What this task involves
What is the number of lines that include the word "lista"? Provide only that figure.

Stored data
* START *
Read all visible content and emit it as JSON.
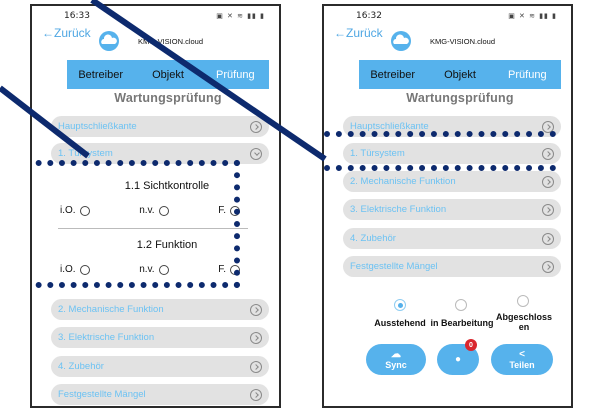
{
  "left": {
    "status_time": "16:33",
    "status_icons": "▣ ✕ ≋ ▮▮ ▮",
    "back_label": "Zurück",
    "brand": "KMG-VISION.cloud",
    "tabs": [
      "Betreiber",
      "Objekt",
      "Prüfung"
    ],
    "active_tab": "Prüfung",
    "section_title": "Wartungsprüfung",
    "items": [
      "Hauptschließkante",
      "1. Türsystem",
      "2. Mechanische Funktion",
      "3. Elektrische Funktion",
      "4. Zubehör",
      "Festgestellte Mängel"
    ],
    "sub_sections": [
      {
        "title": "1.1 Sichtkontrolle",
        "options": [
          "i.O.",
          "n.v.",
          "F."
        ]
      },
      {
        "title": "1.2 Funktion",
        "options": [
          "i.O.",
          "n.v.",
          "F."
        ]
      }
    ]
  },
  "right": {
    "status_time": "16:32",
    "status_icons": "▣ ✕ ≋ ▮▮ ▮",
    "back_label": "Zurück",
    "brand": "KMG-VISION.cloud",
    "tabs": [
      "Betreiber",
      "Objekt",
      "Prüfung"
    ],
    "active_tab": "Prüfung",
    "section_title": "Wartungsprüfung",
    "items": [
      "Hauptschließkante",
      "1. Türsystem",
      "2. Mechanische Funktion",
      "3. Elektrische Funktion",
      "4. Zubehör",
      "Festgestellte Mängel"
    ],
    "status_options": [
      "Ausstehend",
      "in Bearbeitung",
      "Abgeschlossen"
    ],
    "selected_status": "Ausstehend",
    "buttons": {
      "sync": "Sync",
      "share": "Teilen",
      "chat_badge": "0"
    }
  },
  "colors": {
    "accent": "#56b2ec",
    "item_text": "#6cc2f3",
    "highlight": "#0d2a6e",
    "badge": "#d9262e"
  }
}
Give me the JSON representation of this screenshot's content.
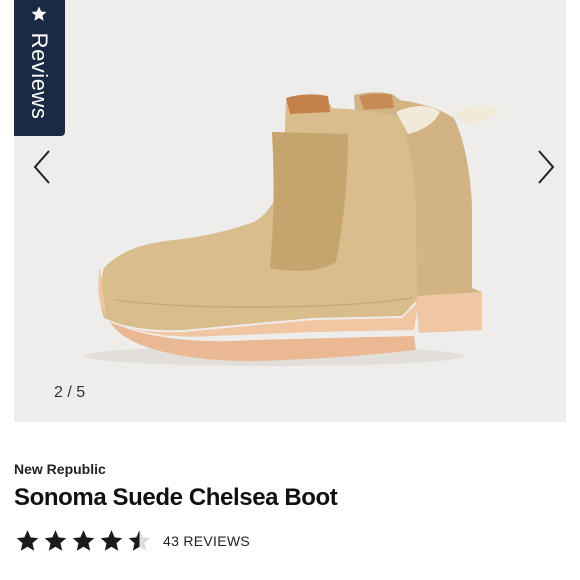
{
  "reviews_tab": {
    "label": "Reviews",
    "icon": "star-icon"
  },
  "gallery": {
    "counter": "2 / 5",
    "prev_icon": "chevron-left-icon",
    "next_icon": "chevron-right-icon",
    "image": "tan-suede-chelsea-boots"
  },
  "product": {
    "brand": "New Republic",
    "title": "Sonoma Suede Chelsea Boot",
    "rating": 4.5,
    "reviews_label": "43 REVIEWS"
  },
  "colors": {
    "navy": "#1b2a44",
    "image_bg": "#efedeb",
    "suede": "#d9bd8c"
  }
}
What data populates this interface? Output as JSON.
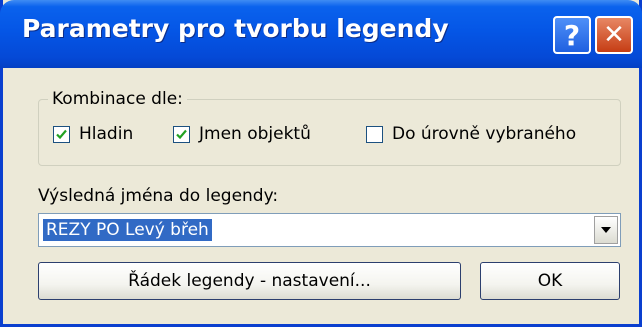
{
  "window": {
    "title": "Parametry pro tvorbu legendy",
    "help_label": "?",
    "close_label": "✕"
  },
  "combination": {
    "legend": "Kombinace dle:",
    "options": [
      {
        "label": "Hladin",
        "checked": true
      },
      {
        "label": "Jmen objektů",
        "checked": true
      },
      {
        "label": "Do úrovně vybraného",
        "checked": false
      }
    ]
  },
  "result": {
    "label": "Výsledná jména do legendy:",
    "selected_value": "REZY PO Levý břeh"
  },
  "buttons": {
    "row_settings": "Řádek legendy - nastavení...",
    "ok": "OK"
  },
  "colors": {
    "title_bar": "#0556e6",
    "dialog_bg": "#ece9d8",
    "selection": "#316ac5"
  }
}
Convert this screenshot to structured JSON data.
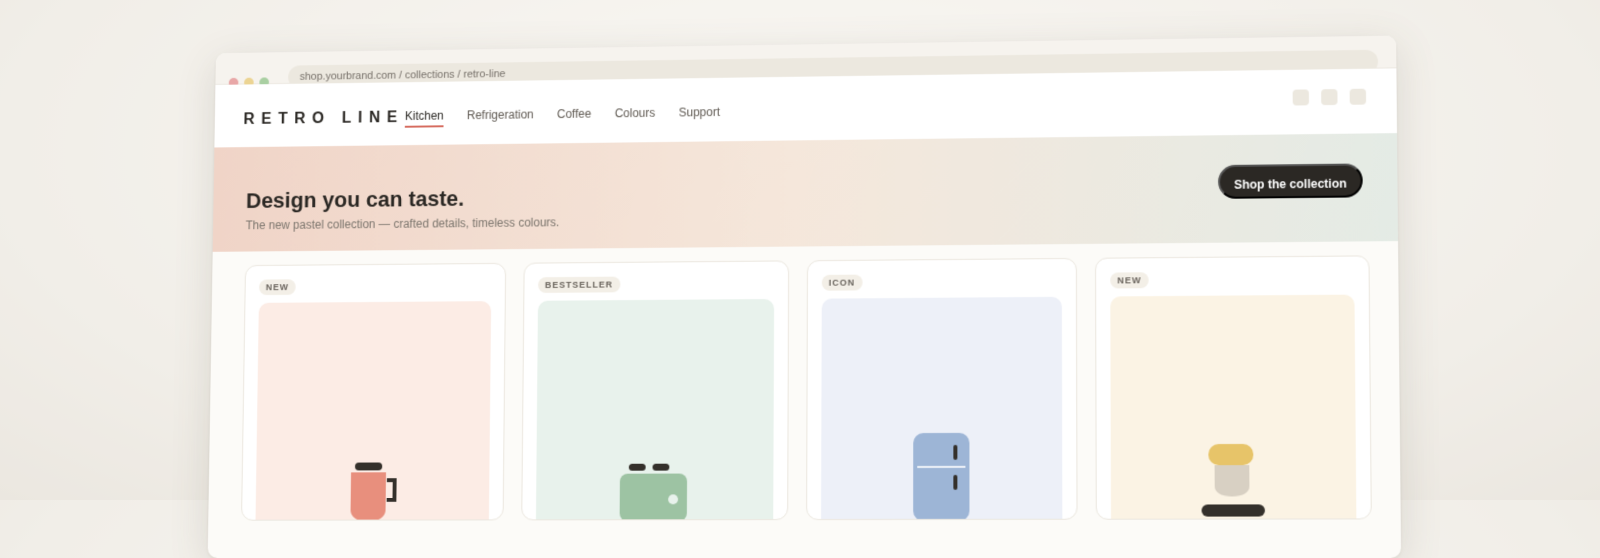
{
  "browser": {
    "url": "shop.yourbrand.com / collections / retro-line"
  },
  "navigation": {
    "logo": "RETRO LINE",
    "items": [
      "Kitchen",
      "Refrigeration",
      "Coffee",
      "Colours",
      "Support"
    ],
    "active_item": "Kitchen"
  },
  "hero": {
    "title": "Design you can taste.",
    "subtitle": "The new pastel collection — crafted details, timeless colours.",
    "cta_label": "Shop the collection"
  },
  "products": [
    {
      "badge": "NEW",
      "icon": "kettle-icon",
      "background_color": "#fcece5",
      "product_color": "#e88f7d"
    },
    {
      "badge": "BESTSELLER",
      "icon": "toaster-icon",
      "background_color": "#e8f2ec",
      "product_color": "#9dc3a3"
    },
    {
      "badge": "ICON",
      "icon": "refrigerator-icon",
      "background_color": "#edf0f8",
      "product_color": "#9db5d6"
    },
    {
      "badge": "NEW",
      "icon": "coffee-machine-icon",
      "background_color": "#fbf3e4",
      "product_color": "#e7c469"
    }
  ],
  "colors": {
    "active_underline": "#d66c5f",
    "button_background": "#2b2824",
    "hero_gradient_start": "#f0d4c7",
    "hero_gradient_end": "#e4ebe5"
  }
}
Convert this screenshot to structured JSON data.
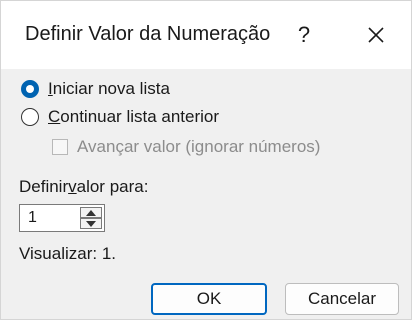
{
  "window": {
    "title": "Definir Valor da Numeração",
    "help_label": "?"
  },
  "options": {
    "start_new": {
      "prefix": "",
      "accel": "I",
      "suffix": "niciar nova lista",
      "checked": true
    },
    "continue": {
      "prefix": "",
      "accel": "C",
      "suffix": "ontinuar lista anterior",
      "checked": false
    },
    "advance": {
      "label": "Avançar valor (ignorar números)",
      "checked": false,
      "enabled": false
    }
  },
  "set_value": {
    "label_prefix": "Definir ",
    "label_accel": "v",
    "label_suffix": "alor para:",
    "value": "1"
  },
  "preview": {
    "text": "Visualizar: 1."
  },
  "buttons": {
    "ok": "OK",
    "cancel": "Cancelar"
  },
  "colors": {
    "accent": "#0063b1",
    "default_button_border": "#0067c0"
  },
  "icons": {
    "close": "close-icon",
    "spin_up": "arrow-up-icon",
    "spin_down": "arrow-down-icon"
  }
}
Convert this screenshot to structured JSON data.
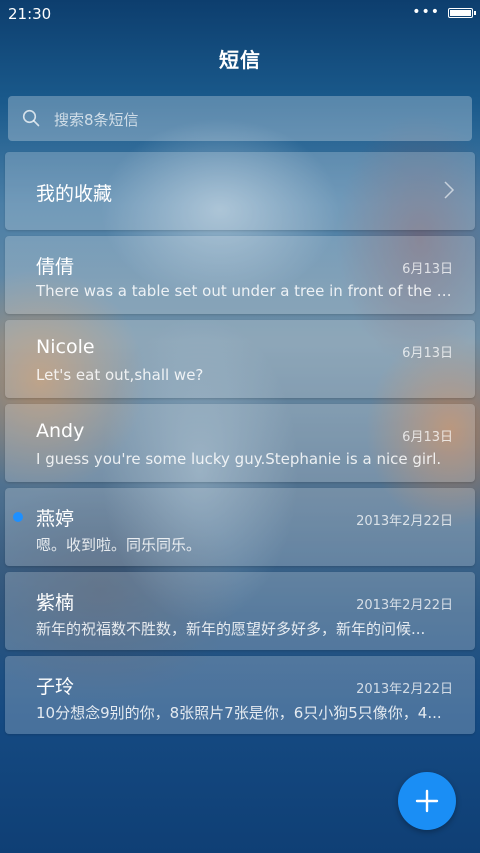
{
  "status_bar": {
    "time": "21:30",
    "signal_dots": "•••",
    "battery_icon": "battery-icon"
  },
  "header": {
    "title": "短信"
  },
  "search": {
    "placeholder": "搜索8条短信",
    "icon": "search-icon"
  },
  "favorites": {
    "label": "我的收藏",
    "icon": "chevron-right-icon"
  },
  "messages": [
    {
      "name": "倩倩",
      "date": "6月13日",
      "preview": "There was a table set out under a tree in front of the ho...",
      "unread": false
    },
    {
      "name": "Nicole",
      "date": "6月13日",
      "preview": "Let's eat out,shall we?",
      "unread": false
    },
    {
      "name": "Andy",
      "date": "6月13日",
      "preview": "I guess you're some lucky guy.Stephanie is a nice girl.",
      "unread": false
    },
    {
      "name": "燕婷",
      "date": "2013年2月22日",
      "preview": "嗯。收到啦。同乐同乐。",
      "unread": true
    },
    {
      "name": "紫楠",
      "date": "2013年2月22日",
      "preview": "新年的祝福数不胜数，新年的愿望好多好多，新年的问候...",
      "unread": false
    },
    {
      "name": "子玲",
      "date": "2013年2月22日",
      "preview": "10分想念9别的你，8张照片7张是你，6只小狗5只像你，4...",
      "unread": false
    }
  ],
  "fab": {
    "icon": "plus-icon"
  },
  "colors": {
    "accent": "#1a8ef5",
    "unread_dot": "#1e90ff"
  }
}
* END *
Complete answer
2